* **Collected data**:
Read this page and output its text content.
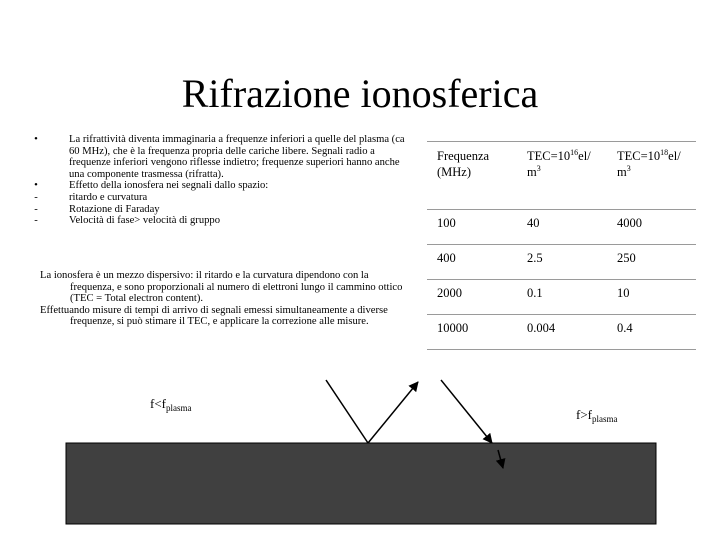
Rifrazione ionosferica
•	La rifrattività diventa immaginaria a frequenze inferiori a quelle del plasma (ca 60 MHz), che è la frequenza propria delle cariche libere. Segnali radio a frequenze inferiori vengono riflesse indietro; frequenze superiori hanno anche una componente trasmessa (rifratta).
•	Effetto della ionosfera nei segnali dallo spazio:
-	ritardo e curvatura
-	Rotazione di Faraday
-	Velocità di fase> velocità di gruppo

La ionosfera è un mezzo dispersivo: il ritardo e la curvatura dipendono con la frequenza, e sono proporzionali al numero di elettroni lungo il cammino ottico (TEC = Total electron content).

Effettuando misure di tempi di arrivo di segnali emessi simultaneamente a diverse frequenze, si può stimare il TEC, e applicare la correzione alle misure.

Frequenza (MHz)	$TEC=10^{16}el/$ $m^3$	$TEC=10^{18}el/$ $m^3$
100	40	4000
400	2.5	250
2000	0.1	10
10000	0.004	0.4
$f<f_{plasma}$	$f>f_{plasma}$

---

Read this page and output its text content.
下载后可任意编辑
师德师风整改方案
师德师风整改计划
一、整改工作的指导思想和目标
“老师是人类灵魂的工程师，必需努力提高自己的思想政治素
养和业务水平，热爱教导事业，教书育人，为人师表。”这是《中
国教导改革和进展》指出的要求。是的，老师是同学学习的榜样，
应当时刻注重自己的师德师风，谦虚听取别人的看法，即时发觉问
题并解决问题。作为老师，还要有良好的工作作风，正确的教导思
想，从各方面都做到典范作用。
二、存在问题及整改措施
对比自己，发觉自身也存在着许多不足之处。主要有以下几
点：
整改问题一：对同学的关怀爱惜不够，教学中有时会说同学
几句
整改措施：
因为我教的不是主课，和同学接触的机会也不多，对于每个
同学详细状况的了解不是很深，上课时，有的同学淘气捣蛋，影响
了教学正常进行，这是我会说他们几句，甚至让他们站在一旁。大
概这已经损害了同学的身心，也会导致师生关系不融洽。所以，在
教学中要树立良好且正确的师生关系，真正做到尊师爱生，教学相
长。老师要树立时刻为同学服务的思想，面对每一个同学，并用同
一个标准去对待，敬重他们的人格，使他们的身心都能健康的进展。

* **Given problem**: Search the lines for "ionosfera". Copy each line that has it.

* **Response**:
•	Effetto della ionosfera nei segnali dallo spazio:
La ionosfera è un mezzo dispersivo: il ritardo e la curvatura dipendono con la frequenza, e sono proporzionali al numero di elettroni lungo il cammino ottico (TEC = Total electron content).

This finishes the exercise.